WHAT YOU NEED TO DO
Tally the lines in the listing below that include "means". Answer with the count and nothing more.

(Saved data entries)
========================================

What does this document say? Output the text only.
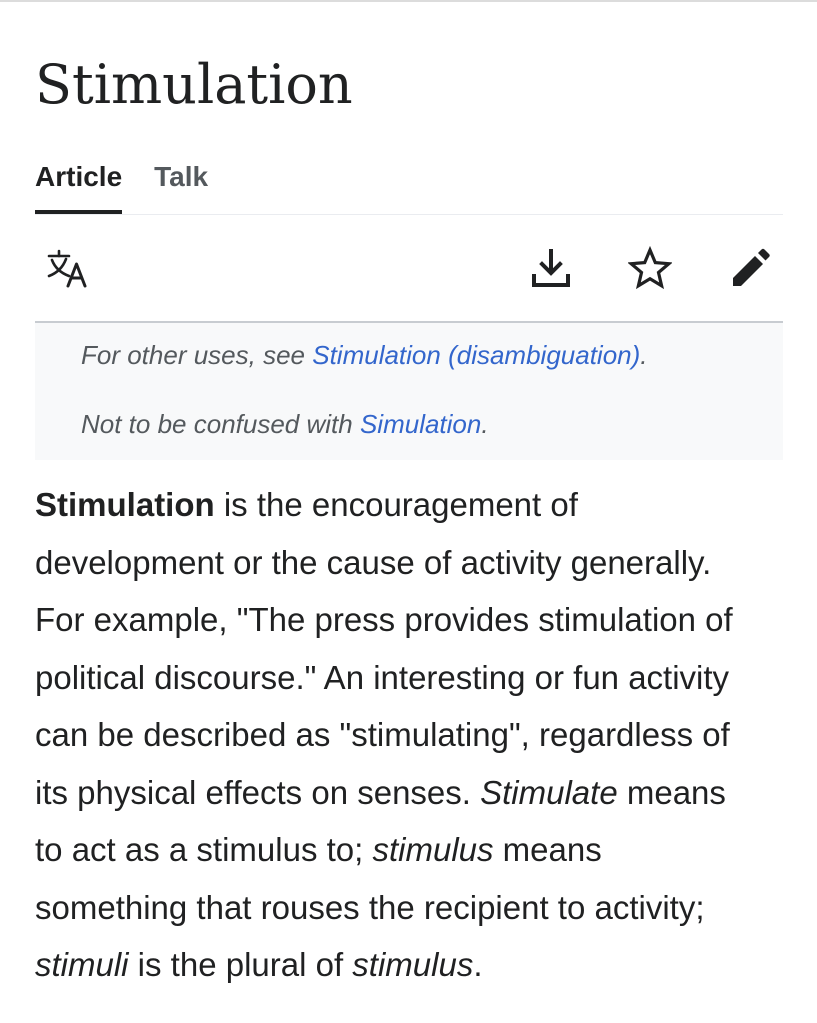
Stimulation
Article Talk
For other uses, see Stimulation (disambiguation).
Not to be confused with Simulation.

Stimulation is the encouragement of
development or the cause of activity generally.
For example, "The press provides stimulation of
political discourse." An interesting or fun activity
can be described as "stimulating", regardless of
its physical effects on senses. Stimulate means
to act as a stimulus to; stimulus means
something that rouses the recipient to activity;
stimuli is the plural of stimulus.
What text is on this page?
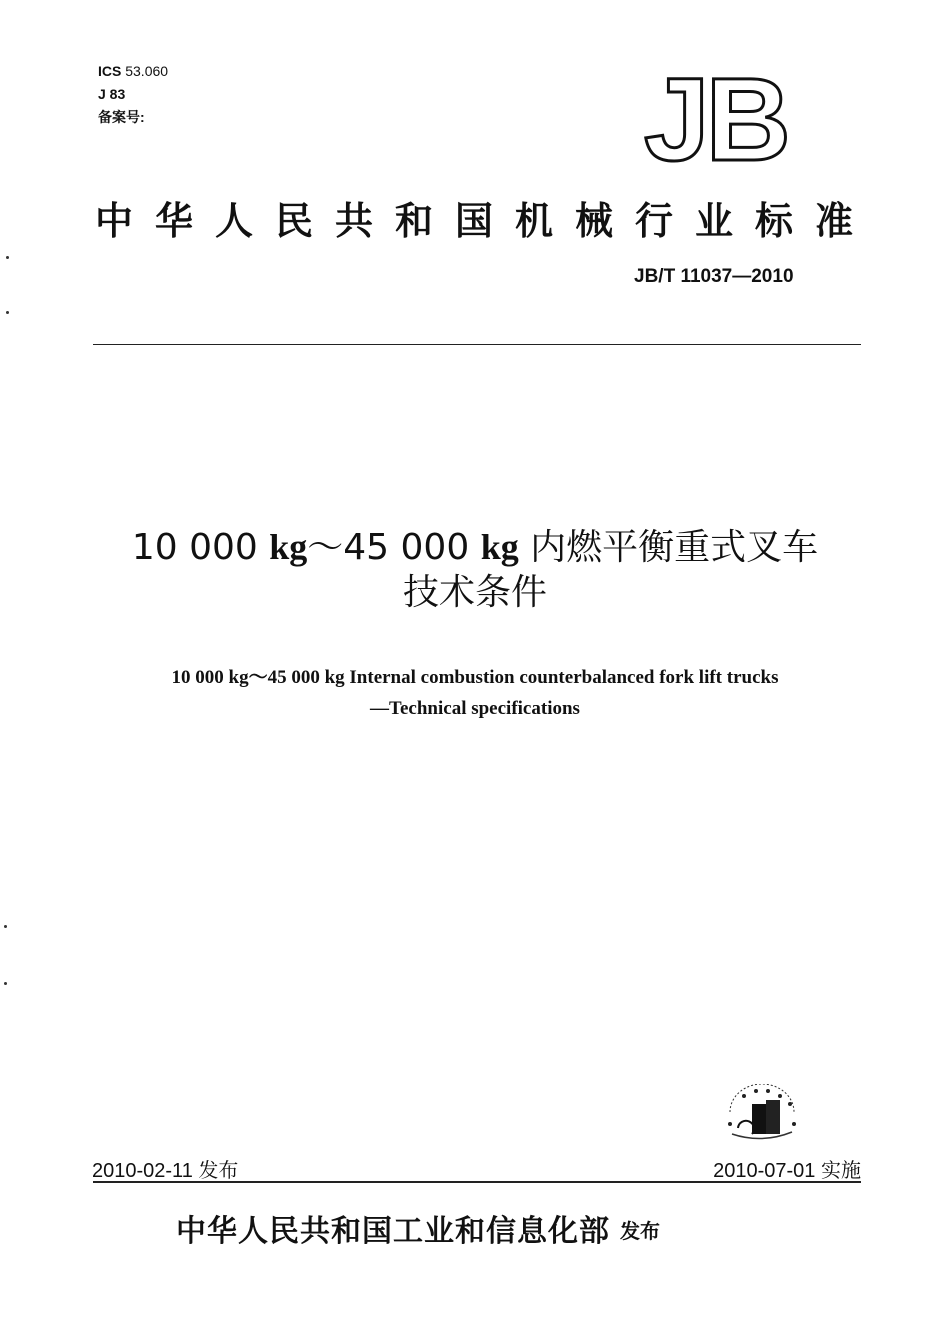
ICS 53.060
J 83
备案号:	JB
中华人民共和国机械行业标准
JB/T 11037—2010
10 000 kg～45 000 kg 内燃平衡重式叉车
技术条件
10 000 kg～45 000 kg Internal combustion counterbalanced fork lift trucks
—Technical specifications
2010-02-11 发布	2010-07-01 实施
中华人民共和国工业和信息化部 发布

========================================

TASK OUTPUT
2